● **Problem**: Below are some records; write them all out again exactly.

● **Extracted records**:
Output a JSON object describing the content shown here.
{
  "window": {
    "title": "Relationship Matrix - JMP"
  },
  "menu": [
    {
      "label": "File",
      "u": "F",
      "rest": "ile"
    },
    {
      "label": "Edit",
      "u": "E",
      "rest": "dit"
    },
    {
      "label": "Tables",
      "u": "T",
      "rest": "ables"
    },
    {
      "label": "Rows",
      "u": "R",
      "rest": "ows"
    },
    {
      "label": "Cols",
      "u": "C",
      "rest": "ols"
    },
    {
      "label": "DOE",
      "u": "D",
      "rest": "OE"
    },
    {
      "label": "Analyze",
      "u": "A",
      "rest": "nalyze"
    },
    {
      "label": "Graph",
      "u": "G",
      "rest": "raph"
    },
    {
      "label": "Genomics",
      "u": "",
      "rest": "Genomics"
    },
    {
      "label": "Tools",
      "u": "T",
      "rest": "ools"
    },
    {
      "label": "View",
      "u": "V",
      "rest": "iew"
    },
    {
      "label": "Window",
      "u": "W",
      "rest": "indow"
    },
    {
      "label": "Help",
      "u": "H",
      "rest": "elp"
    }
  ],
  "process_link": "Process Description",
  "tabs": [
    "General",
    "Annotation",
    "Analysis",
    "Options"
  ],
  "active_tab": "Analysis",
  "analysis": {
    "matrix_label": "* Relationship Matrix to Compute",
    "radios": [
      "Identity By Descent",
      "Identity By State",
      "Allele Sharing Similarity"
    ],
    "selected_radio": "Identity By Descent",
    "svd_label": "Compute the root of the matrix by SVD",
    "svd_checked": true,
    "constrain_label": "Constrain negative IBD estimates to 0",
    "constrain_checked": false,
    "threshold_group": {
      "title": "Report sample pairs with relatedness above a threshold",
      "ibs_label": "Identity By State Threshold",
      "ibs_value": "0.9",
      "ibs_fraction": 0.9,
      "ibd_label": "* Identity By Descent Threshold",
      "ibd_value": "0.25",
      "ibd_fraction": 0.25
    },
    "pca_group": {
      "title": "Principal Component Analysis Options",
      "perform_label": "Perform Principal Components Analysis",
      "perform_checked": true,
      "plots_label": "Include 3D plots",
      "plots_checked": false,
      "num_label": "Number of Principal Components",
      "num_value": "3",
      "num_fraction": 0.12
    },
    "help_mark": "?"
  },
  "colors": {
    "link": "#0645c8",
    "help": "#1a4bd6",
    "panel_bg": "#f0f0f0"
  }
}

● **Reply to the task**:
Output a JSON object describing the content shown here.
{
  "window": {
    "title": "Relationship Matrix - JMP"
  },
  "menu": [
    {
      "label": "File",
      "u": "F",
      "rest": "ile"
    },
    {
      "label": "Edit",
      "u": "E",
      "rest": "dit"
    },
    {
      "label": "Tables",
      "u": "T",
      "rest": "ables"
    },
    {
      "label": "Rows",
      "u": "R",
      "rest": "ows"
    },
    {
      "label": "Cols",
      "u": "C",
      "rest": "ols"
    },
    {
      "label": "DOE",
      "u": "D",
      "rest": "OE"
    },
    {
      "label": "Analyze",
      "u": "A",
      "rest": "nalyze"
    },
    {
      "label": "Graph",
      "u": "G",
      "rest": "raph"
    },
    {
      "label": "Genomics",
      "u": "",
      "rest": "Genomics"
    },
    {
      "label": "Tools",
      "u": "T",
      "rest": "ools"
    },
    {
      "label": "View",
      "u": "V",
      "rest": "iew"
    },
    {
      "label": "Window",
      "u": "W",
      "rest": "indow"
    },
    {
      "label": "Help",
      "u": "H",
      "rest": "elp"
    }
  ],
  "process_link": "Process Description",
  "tabs": [
    "General",
    "Annotation",
    "Analysis",
    "Options"
  ],
  "active_tab": "Analysis",
  "analysis": {
    "matrix_label": "* Relationship Matrix to Compute",
    "radios": [
      "Identity By Descent",
      "Identity By State",
      "Allele Sharing Similarity"
    ],
    "selected_radio": "Identity By Descent",
    "svd_label": "Compute the root of the matrix by SVD",
    "svd_checked": true,
    "constrain_label": "Constrain negative IBD estimates to 0",
    "constrain_checked": false,
    "threshold_group": {
      "title": "Report sample pairs with relatedness above a threshold",
      "ibs_label": "Identity By State Threshold",
      "ibs_value": "0.9",
      "ibs_fraction": 0.9,
      "ibd_label": "* Identity By Descent Threshold",
      "ibd_value": "0.25",
      "ibd_fraction": 0.25
    },
    "pca_group": {
      "title": "Principal Component Analysis Options",
      "perform_label": "Perform Principal Components Analysis",
      "perform_checked": true,
      "plots_label": "Include 3D plots",
      "plots_checked": false,
      "num_label": "Number of Principal Components",
      "num_value": "3",
      "num_fraction": 0.12
    },
    "help_mark": "?"
  },
  "colors": {
    "link": "#0645c8",
    "help": "#1a4bd6",
    "panel_bg": "#f0f0f0"
  }
}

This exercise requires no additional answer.